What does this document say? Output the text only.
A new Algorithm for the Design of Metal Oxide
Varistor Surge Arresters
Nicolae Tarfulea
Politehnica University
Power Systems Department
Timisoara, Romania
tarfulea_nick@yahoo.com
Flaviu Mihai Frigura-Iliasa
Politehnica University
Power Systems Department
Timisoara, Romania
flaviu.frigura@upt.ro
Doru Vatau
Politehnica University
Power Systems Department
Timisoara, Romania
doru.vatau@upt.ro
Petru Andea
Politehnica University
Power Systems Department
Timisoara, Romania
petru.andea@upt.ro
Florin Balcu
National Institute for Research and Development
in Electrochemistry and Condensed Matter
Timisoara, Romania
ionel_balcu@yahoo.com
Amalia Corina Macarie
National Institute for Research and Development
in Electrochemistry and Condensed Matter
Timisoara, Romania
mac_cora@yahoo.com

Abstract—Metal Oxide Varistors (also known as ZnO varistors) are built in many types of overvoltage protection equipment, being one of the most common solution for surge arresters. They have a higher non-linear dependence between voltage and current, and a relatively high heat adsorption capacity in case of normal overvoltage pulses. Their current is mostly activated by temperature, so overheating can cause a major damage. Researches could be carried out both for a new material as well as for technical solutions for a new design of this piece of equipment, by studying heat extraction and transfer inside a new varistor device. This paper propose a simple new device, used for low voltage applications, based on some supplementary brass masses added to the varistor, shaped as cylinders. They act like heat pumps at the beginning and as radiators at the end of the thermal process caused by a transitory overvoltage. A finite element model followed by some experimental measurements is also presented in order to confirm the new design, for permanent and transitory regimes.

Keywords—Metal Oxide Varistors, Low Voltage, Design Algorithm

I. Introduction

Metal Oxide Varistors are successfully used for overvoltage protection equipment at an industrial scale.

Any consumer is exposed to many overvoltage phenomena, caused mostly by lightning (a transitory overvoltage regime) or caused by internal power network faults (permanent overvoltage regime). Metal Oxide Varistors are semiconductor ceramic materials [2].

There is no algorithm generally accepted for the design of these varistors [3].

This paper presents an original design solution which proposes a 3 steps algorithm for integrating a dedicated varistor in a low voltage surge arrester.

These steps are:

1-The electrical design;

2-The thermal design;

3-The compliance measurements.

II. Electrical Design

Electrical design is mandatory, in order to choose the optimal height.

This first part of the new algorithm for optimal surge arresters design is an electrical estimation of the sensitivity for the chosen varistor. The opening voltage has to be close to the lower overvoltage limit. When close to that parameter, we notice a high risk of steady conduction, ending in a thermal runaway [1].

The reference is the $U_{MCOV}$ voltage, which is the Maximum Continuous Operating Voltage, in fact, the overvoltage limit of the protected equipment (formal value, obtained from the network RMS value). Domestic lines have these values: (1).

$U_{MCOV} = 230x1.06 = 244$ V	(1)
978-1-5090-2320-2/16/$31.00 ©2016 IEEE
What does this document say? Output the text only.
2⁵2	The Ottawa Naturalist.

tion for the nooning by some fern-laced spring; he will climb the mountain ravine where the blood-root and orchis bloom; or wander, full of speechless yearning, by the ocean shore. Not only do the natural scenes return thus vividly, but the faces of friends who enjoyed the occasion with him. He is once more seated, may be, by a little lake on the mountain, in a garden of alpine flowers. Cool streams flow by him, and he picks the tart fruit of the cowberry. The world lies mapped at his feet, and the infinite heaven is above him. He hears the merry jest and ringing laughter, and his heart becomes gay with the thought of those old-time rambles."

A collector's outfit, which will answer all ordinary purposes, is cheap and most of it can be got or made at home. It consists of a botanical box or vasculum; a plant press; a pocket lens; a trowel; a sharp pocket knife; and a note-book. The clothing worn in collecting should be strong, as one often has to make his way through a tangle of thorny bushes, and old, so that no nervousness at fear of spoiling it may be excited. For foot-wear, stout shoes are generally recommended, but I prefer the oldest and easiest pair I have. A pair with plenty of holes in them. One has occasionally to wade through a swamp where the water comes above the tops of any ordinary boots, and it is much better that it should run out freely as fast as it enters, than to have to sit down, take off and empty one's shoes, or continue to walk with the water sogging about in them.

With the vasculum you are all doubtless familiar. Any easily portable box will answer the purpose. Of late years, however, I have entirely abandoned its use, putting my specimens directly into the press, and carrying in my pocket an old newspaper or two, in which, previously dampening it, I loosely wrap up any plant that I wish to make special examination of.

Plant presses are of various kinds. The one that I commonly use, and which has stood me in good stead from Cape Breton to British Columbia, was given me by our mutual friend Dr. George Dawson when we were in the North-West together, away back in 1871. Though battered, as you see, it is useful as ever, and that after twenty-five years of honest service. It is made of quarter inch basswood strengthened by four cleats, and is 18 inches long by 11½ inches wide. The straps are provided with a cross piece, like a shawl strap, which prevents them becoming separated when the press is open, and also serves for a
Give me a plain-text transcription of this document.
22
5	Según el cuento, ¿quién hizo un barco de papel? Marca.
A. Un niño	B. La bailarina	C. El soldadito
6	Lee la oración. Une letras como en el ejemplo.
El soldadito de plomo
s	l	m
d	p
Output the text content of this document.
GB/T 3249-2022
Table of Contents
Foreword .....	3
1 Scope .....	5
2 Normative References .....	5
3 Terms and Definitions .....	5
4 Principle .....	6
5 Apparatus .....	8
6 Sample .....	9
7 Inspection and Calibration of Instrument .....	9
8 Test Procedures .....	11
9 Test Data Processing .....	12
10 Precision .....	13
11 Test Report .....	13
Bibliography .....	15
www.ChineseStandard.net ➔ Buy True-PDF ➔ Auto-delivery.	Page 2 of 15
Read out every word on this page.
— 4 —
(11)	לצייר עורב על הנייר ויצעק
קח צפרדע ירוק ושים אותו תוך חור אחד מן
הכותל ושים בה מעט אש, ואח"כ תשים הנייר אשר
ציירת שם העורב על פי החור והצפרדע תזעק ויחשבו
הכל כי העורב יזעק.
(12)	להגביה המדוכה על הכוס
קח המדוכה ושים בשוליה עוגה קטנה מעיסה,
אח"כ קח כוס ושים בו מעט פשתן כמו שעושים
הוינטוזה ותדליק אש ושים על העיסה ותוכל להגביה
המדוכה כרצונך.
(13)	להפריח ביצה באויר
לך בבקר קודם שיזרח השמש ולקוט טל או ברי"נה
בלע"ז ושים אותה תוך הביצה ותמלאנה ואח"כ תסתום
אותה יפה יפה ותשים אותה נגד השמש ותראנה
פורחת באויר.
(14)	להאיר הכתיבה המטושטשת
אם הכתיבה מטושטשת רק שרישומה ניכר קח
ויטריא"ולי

Task goal – Quote each line above in full, word for word.

Reply to the exercise –
What does this document say? Output the text only.
A new Algorithm for the Design of Metal Oxide
Varistor Surge Arresters
Nicolae Tarfulea
Politehnica University
Power Systems Department
Timisoara, Romania
tarfulea_nick@yahoo.com
Flaviu Mihai Frigura-Iliasa
Politehnica University
Power Systems Department
Timisoara, Romania
flaviu.frigura@upt.ro
Doru Vatau
Politehnica University
Power Systems Department
Timisoara, Romania
doru.vatau@upt.ro
Petru Andea
Politehnica University
Power Systems Department
Timisoara, Romania
petru.andea@upt.ro
Florin Balcu
National Institute for Research and Development
in Electrochemistry and Condensed Matter
Timisoara, Romania
ionel_balcu@yahoo.com
Amalia Corina Macarie
National Institute for Research and Development
in Electrochemistry and Condensed Matter
Timisoara, Romania
mac_cora@yahoo.com

Abstract—Metal Oxide Varistors (also known as ZnO varistors) are built in many types of overvoltage protection equipment, being one of the most common solution for surge arresters. They have a higher non-linear dependence between voltage and current, and a relatively high heat adsorption capacity in case of normal overvoltage pulses. Their current is mostly activated by temperature, so overheating can cause a major damage. Researches could be carried out both for a new material as well as for technical solutions for a new design of this piece of equipment, by studying heat extraction and transfer inside a new varistor device. This paper propose a simple new device, used for low voltage applications, based on some supplementary brass masses added to the varistor, shaped as cylinders. They act like heat pumps at the beginning and as radiators at the end of the thermal process caused by a transitory overvoltage. A finite element model followed by some experimental measurements is also presented in order to confirm the new design, for permanent and transitory regimes.

Keywords—Metal Oxide Varistors, Low Voltage, Design Algorithm

I. Introduction

Metal Oxide Varistors are successfully used for overvoltage protection equipment at an industrial scale.

Any consumer is exposed to many overvoltage phenomena, caused mostly by lightning (a transitory overvoltage regime) or caused by internal power network faults (permanent overvoltage regime). Metal Oxide Varistors are semiconductor ceramic materials [2].

There is no algorithm generally accepted for the design of these varistors [3].

This paper presents an original design solution which proposes a 3 steps algorithm for integrating a dedicated varistor in a low voltage surge arrester.

These steps are:

1-The electrical design;

2-The thermal design;

3-The compliance measurements.

II. Electrical Design

Electrical design is mandatory, in order to choose the optimal height.

This first part of the new algorithm for optimal surge arresters design is an electrical estimation of the sensitivity for the chosen varistor. The opening voltage has to be close to the lower overvoltage limit. When close to that parameter, we notice a high risk of steady conduction, ending in a thermal runaway [1].

The reference is the $U_{MCOV}$ voltage, which is the Maximum Continuous Operating Voltage, in fact, the overvoltage limit of the protected equipment (formal value, obtained from the network RMS value). Domestic lines have these values: (1).

$U_{MCOV} = 230x1.06 = 244$ V	(1)
978-1-5090-2320-2/16/$31.00 ©2016 IEEE
What does this document say? Output the text only.
2⁵2	The Ottawa Naturalist.

tion for the nooning by some fern-laced spring; he will climb the mountain ravine where the blood-root and orchis bloom; or wander, full of speechless yearning, by the ocean shore. Not only do the natural scenes return thus vividly, but the faces of friends who enjoyed the occasion with him. He is once more seated, may be, by a little lake on the mountain, in a garden of alpine flowers. Cool streams flow by him, and he picks the tart fruit of the cowberry. The world lies mapped at his feet, and the infinite heaven is above him. He hears the merry jest and ringing laughter, and his heart becomes gay with the thought of those old-time rambles."

A collector's outfit, which will answer all ordinary purposes, is cheap and most of it can be got or made at home. It consists of a botanical box or vasculum; a plant press; a pocket lens; a trowel; a sharp pocket knife; and a note-book. The clothing worn in collecting should be strong, as one often has to make his way through a tangle of thorny bushes, and old, so that no nervousness at fear of spoiling it may be excited. For foot-wear, stout shoes are generally recommended, but I prefer the oldest and easiest pair I have. A pair with plenty of holes in them. One has occasionally to wade through a swamp where the water comes above the tops of any ordinary boots, and it is much better that it should run out freely as fast as it enters, than to have to sit down, take off and empty one's shoes, or continue to walk with the water sogging about in them.

With the vasculum you are all doubtless familiar. Any easily portable box will answer the purpose. Of late years, however, I have entirely abandoned its use, putting my specimens directly into the press, and carrying in my pocket an old newspaper or two, in which, previously dampening it, I loosely wrap up any plant that I wish to make special examination of.

Plant presses are of various kinds. The one that I commonly use, and which has stood me in good stead from Cape Breton to British Columbia, was given me by our mutual friend Dr. George Dawson when we were in the North-West together, away back in 1871. Though battered, as you see, it is useful as ever, and that after twenty-five years of honest service. It is made of quarter inch basswood strengthened by four cleats, and is 18 inches long by 11½ inches wide. The straps are provided with a cross piece, like a shawl strap, which prevents them becoming separated when the press is open, and also serves for a
Give me a plain-text transcription of this document.
22
5	Según el cuento, ¿quién hizo un barco de papel? Marca.
A. Un niño	B. La bailarina	C. El soldadito
6	Lee la oración. Une letras como en el ejemplo.
El soldadito de plomo
s	l	m
d	p
Output the text content of this document.
GB/T 3249-2022
Table of Contents
Foreword .....	3
1 Scope .....	5
2 Normative References .....	5
3 Terms and Definitions .....	5
4 Principle .....	6
5 Apparatus .....	8
6 Sample .....	9
7 Inspection and Calibration of Instrument .....	9
8 Test Procedures .....	11
9 Test Data Processing .....	12
10 Precision .....	13
11 Test Report .....	13
Bibliography .....	15
www.ChineseStandard.net ➔ Buy True-PDF ➔ Auto-delivery.	Page 2 of 15
Read out every word on this page.
— 4 —
(11)	לצייר עורב על הנייר ויצעק
קח צפרדע ירוק ושים אותו תוך חור אחד מן
הכותל ושים בה מעט אש, ואח"כ תשים הנייר אשר
ציירת שם העורב על פי החור והצפרדע תזעק ויחשבו
הכל כי העורב יזעק.
(12)	להגביה המדוכה על הכוס
קח המדוכה ושים בשוליה עוגה קטנה מעיסה,
אח"כ קח כוס ושים בו מעט פשתן כמו שעושים
הוינטוזה ותדליק אש ושים על העיסה ותוכל להגביה
המדוכה כרצונך.
(13)	להפריח ביצה באויר
לך בבקר קודם שיזרח השמש ולקוט טל או ברי"נה
בלע"ז ושים אותה תוך הביצה ותמלאנה ואח"כ תסתום
אותה יפה יפה ותשים אותה נגד השמש ותראנה
פורחת באויר.
(14)	להאיר הכתיבה המטושטשת
אם הכתיבה מטושטשת רק שרישומה ניכר קח
ויטריא"ולי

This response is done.